----- EXERCISE DATA -----

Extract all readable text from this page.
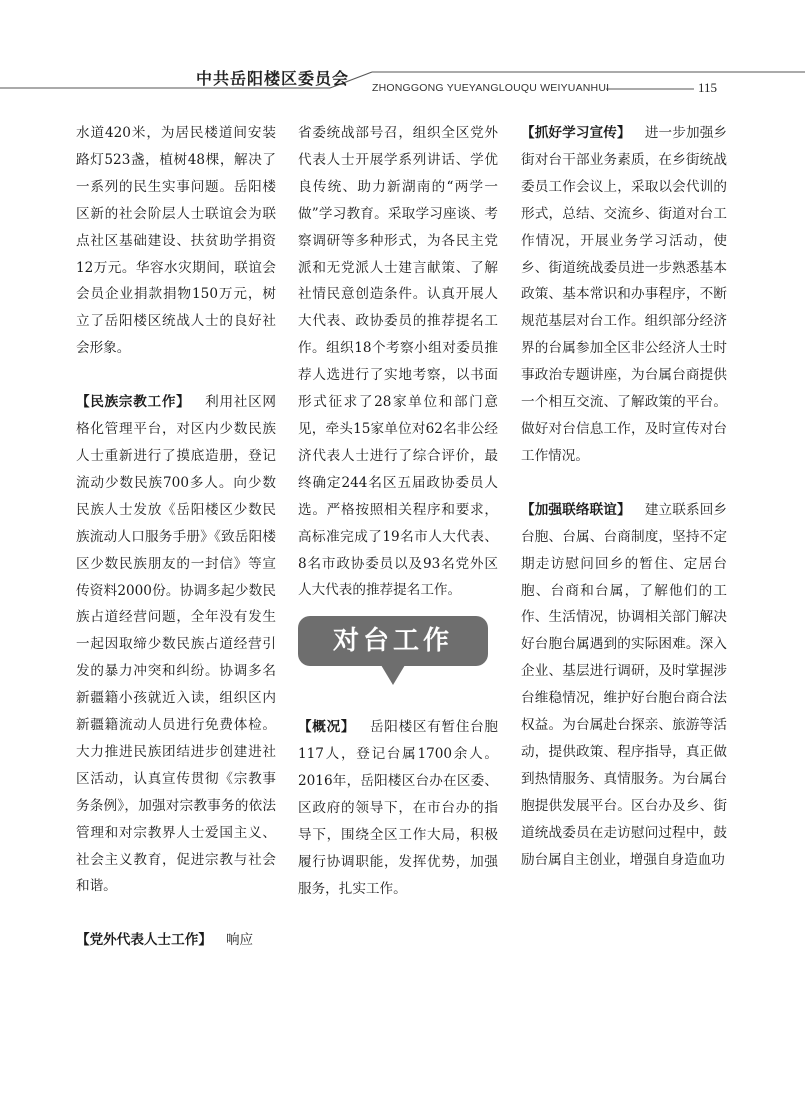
中共岳阳楼区委员会 ZHONGGONG YUEYANGLOUQU WEIYUANHUI	115

水道420米，为居民楼道间安装路灯523盏，植树48棵，解决了一系列的民生实事问题。岳阳楼区新的社会阶层人士联谊会为联点社区基础建设、扶贫助学捐资12万元。华容水灾期间，联谊会会员企业捐款捐物150万元，树立了岳阳楼区统战人士的良好社会形象。

【民族宗教工作】 利用社区网格化管理平台，对区内少数民族人士重新进行了摸底造册，登记流动少数民族700多人。向少数民族人士发放《岳阳楼区少数民族流动人口服务手册》《致岳阳楼区少数民族朋友的一封信》等宣传资料2000份。协调多起少数民族占道经营问题，全年没有发生一起因取缔少数民族占道经营引发的暴力冲突和纠纷。协调多名新疆籍小孩就近入读，组织区内新疆籍流动人员进行免费体检。大力推进民族团结进步创建进社区活动，认真宣传贯彻《宗教事务条例》，加强对宗教事务的依法管理和对宗教界人士爱国主义、社会主义教育，促进宗教与社会和谐。

【党外代表人士工作】 响应

省委统战部号召，组织全区党外代表人士开展学系列讲话、学优良传统、助力新湖南的“两学一做”学习教育。采取学习座谈、考察调研等多种形式，为各民主党派和无党派人士建言献策、了解社情民意创造条件。认真开展人大代表、政协委员的推荐提名工作。组织18个考察小组对委员推荐人选进行了实地考察，以书面形式征求了28家单位和部门意见，牵头15家单位对62名非公经济代表人士进行了综合评价，最终确定244名区五届政协委员人选。严格按照相关程序和要求，高标准完成了19名市人大代表、8名市政协委员以及93名党外区人大代表的推荐提名工作。

对台工作

【概况】 岳阳楼区有暂住台胞117人，登记台属1700余人。2016年，岳阳楼区台办在区委、区政府的领导下，在市台办的指导下，围绕全区工作大局，积极履行协调职能，发挥优势，加强服务，扎实工作。

【抓好学习宣传】 进一步加强乡街对台干部业务素质，在乡街统战委员工作会议上，采取以会代训的形式，总结、交流乡、街道对台工作情况，开展业务学习活动，使乡、街道统战委员进一步熟悉基本政策、基本常识和办事程序，不断规范基层对台工作。组织部分经济界的台属参加全区非公经济人士时事政治专题讲座，为台属台商提供一个相互交流、了解政策的平台。做好对台信息工作，及时宣传对台工作情况。

【加强联络联谊】 建立联系回乡台胞、台属、台商制度，坚持不定期走访慰问回乡的暂住、定居台胞、台商和台属，了解他们的工作、生活情况，协调相关部门解决好台胞台属遇到的实际困难。深入企业、基层进行调研，及时掌握涉台维稳情况，维护好台胞台商合法权益。为台属赴台探亲、旅游等活动，提供政策、程序指导，真正做到热情服务、真情服务。为台属台胞提供发展平台。区台办及乡、街道统战委员在走访慰问过程中，鼓励台属自主创业，增强自身造血功
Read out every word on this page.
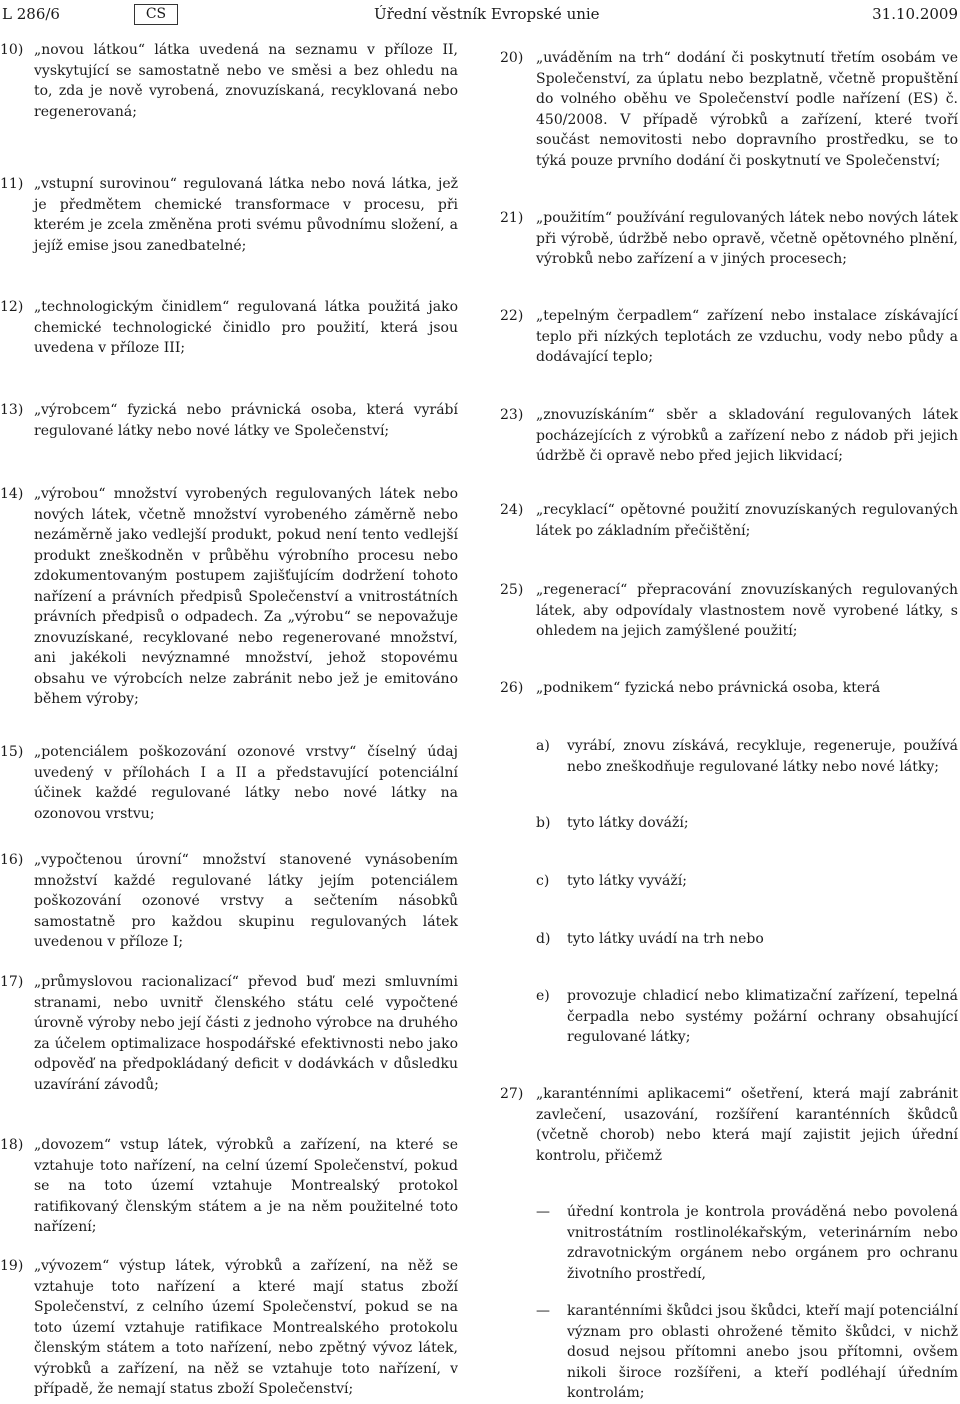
L 286/6	CS	Úřední věstník Evropské unie	31.10.2009
10) „novou látkou“ látka uvedená na seznamu v příloze II, vyskytující se samostatně nebo ve směsi a bez ohledu na to, zda je nově vyrobená, znovuzískaná, recyklovaná nebo regenerovaná;
11) „vstupní surovinou“ regulovaná látka nebo nová látka, jež je předmětem chemické transformace v procesu, při kterém je zcela změněna proti svému původnímu složení, a jejíž emise jsou zanedbatelné;
12) „technologickým činidlem“ regulovaná látka použitá jako chemické technologické činidlo pro použití, která jsou uvedena v příloze III;
13) „výrobcem“ fyzická nebo právnická osoba, která vyrábí regulované látky nebo nové látky ve Společenství;
14) „výrobou“ množství vyrobených regulovaných látek nebo nových látek, včetně množství vyrobeného záměrně nebo nezáměrně jako vedlejší produkt, pokud není tento vedlejší produkt zneškodněn v průběhu výrobního procesu nebo zdokumentovaným postupem zajišťujícím dodržení tohoto nařízení a právních předpisů Společenství a vnitrostátních právních předpisů o odpadech. Za „výrobu“ se nepovažuje znovuzískané, recyklované nebo regenerované množství, ani jakékoli nevýznamné množství, jehož stopovému obsahu ve výrobcích nelze zabránit nebo jež je emitováno během výroby;
15) „potenciálem poškozování ozonové vrstvy“ číselný údaj uvedený v přílohách I a II a představující potenciální účinek každé regulované látky nebo nové látky na ozonovou vrstvu;
16) „vypočtenou úrovní“ množství stanovené vynásobením množství každé regulované látky jejím potenciálem poškozování ozonové vrstvy a sečtením násobků samostatně pro každou skupinu regulovaných látek uvedenou v příloze I;
17) „průmyslovou racionalizací“ převod buď mezi smluvními stranami, nebo uvnitř členského státu celé vypočtené úrovně výroby nebo její části z jednoho výrobce na druhého za účelem optimalizace hospodářské efektivnosti nebo jako odpověď na předpokládaný deficit v dodávkách v důsledku uzavírání závodů;
18) „dovozem“ vstup látek, výrobků a zařízení, na které se vztahuje toto nařízení, na celní území Společenství, pokud se na toto území vztahuje Montrealský protokol ratifikovaný členským státem a je na něm použitelné toto nařízení;
19) „vývozem“ výstup látek, výrobků a zařízení, na něž se vztahuje toto nařízení a které mají status zboží Společenství, z celního území Společenství, pokud se na toto území vztahuje ratifikace Montrealského protokolu členským státem a toto nařízení, nebo zpětný vývoz látek, výrobků a zařízení, na něž se vztahuje toto nařízení, v případě, že nemají status zboží Společenství;
20) „uváděním na trh“ dodání či poskytnutí třetím osobám ve Společenství, za úplatu nebo bezplatně, včetně propuštění do volného oběhu ve Společenství podle nařízení (ES) č. 450/2008. V případě výrobků a zařízení, které tvoří součást nemovitosti nebo dopravního prostředku, se to týká pouze prvního dodání či poskytnutí ve Společenství;
21) „použitím“ používání regulovaných látek nebo nových látek při výrobě, údržbě nebo opravě, včetně opětovného plnění, výrobků nebo zařízení a v jiných procesech;
22) „tepelným čerpadlem“ zařízení nebo instalace získávající teplo při nízkých teplotách ze vzduchu, vody nebo půdy a dodávající teplo;
23) „znovuzískáním“ sběr a skladování regulovaných látek pocházejících z výrobků a zařízení nebo z nádob při jejich údržbě či opravě nebo před jejich likvidací;
24) „recyklací“ opětovné použití znovuzískaných regulovaných látek po základním přečištění;
25) „regenerací“ přepracování znovuzískaných regulovaných látek, aby odpovídaly vlastnostem nově vyrobené látky, s ohledem na jejich zamýšlené použití;
26) „podnikem“ fyzická nebo právnická osoba, která
a) vyrábí, znovu získává, recykluje, regeneruje, používá nebo zneškodňuje regulované látky nebo nové látky;
b) tyto látky dováží;
c) tyto látky vyváží;
d) tyto látky uvádí na trh nebo
e) provozuje chladicí nebo klimatizační zařízení, tepelná čerpadla nebo systémy požární ochrany obsahující regulované látky;
27) „karanténními aplikacemi“ ošetření, která mají zabránit zavlečení, usazování, rozšíření karanténních škůdců (včetně chorob) nebo která mají zajistit jejich úřední kontrolu, přičemž
— úřední kontrola je kontrola prováděná nebo povolená vnitrostátním rostlinolékařským, veterinárním nebo zdravotnickým orgánem nebo orgánem pro ochranu životního prostředí,
— karanténními škůdci jsou škůdci, kteří mají potenciální význam pro oblasti ohrožené těmito škůdci, v nichž dosud nejsou přítomni anebo jsou přítomni, ovšem nikoli široce rozšířeni, a kteří podléhají úředním kontrolám;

-----

**DO THIS**.
Pull out all lines containing the word "právnická" from the entries above.

**REPLY**.
13) „výrobcem“ fyzická nebo právnická osoba, která vyrábí regulované látky nebo nové látky ve Společenství;
26) „podnikem“ fyzická nebo právnická osoba, která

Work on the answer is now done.